==== Provided material ====

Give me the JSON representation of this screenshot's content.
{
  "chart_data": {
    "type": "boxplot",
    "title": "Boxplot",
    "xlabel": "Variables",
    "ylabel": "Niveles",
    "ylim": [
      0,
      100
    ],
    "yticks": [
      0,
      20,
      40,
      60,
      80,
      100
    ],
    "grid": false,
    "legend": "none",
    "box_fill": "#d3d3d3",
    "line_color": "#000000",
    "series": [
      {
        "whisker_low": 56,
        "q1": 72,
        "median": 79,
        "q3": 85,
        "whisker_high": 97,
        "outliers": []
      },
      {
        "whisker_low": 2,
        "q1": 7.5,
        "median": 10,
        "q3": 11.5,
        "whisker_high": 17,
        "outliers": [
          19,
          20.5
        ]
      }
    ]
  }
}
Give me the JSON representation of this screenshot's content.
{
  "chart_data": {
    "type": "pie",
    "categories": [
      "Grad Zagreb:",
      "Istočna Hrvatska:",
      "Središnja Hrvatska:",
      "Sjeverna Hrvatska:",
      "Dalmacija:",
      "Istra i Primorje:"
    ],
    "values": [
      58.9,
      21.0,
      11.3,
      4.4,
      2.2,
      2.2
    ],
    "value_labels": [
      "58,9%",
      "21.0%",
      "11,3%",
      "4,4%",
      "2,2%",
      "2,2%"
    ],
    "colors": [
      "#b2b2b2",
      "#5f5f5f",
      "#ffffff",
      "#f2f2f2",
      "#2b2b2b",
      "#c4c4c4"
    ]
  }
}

====

→ Aim of the task
Repeat all the entries exactly as given.

→ Output
Give me the JSON representation of this screenshot's content.
{
  "chart_data": {
    "type": "boxplot",
    "title": "Boxplot",
    "xlabel": "Variables",
    "ylabel": "Niveles",
    "ylim": [
      0,
      100
    ],
    "yticks": [
      0,
      20,
      40,
      60,
      80,
      100
    ],
    "grid": false,
    "legend": "none",
    "box_fill": "#d3d3d3",
    "line_color": "#000000",
    "series": [
      {
        "whisker_low": 56,
        "q1": 72,
        "median": 79,
        "q3": 85,
        "whisker_high": 97,
        "outliers": []
      },
      {
        "whisker_low": 2,
        "q1": 7.5,
        "median": 10,
        "q3": 11.5,
        "whisker_high": 17,
        "outliers": [
          19,
          20.5
        ]
      }
    ]
  }
}
Give me the JSON representation of this screenshot's content.
{
  "chart_data": {
    "type": "pie",
    "categories": [
      "Grad Zagreb:",
      "Istočna Hrvatska:",
      "Središnja Hrvatska:",
      "Sjeverna Hrvatska:",
      "Dalmacija:",
      "Istra i Primorje:"
    ],
    "values": [
      58.9,
      21.0,
      11.3,
      4.4,
      2.2,
      2.2
    ],
    "value_labels": [
      "58,9%",
      "21.0%",
      "11,3%",
      "4,4%",
      "2,2%",
      "2,2%"
    ],
    "colors": [
      "#b2b2b2",
      "#5f5f5f",
      "#ffffff",
      "#f2f2f2",
      "#2b2b2b",
      "#c4c4c4"
    ]
  }
}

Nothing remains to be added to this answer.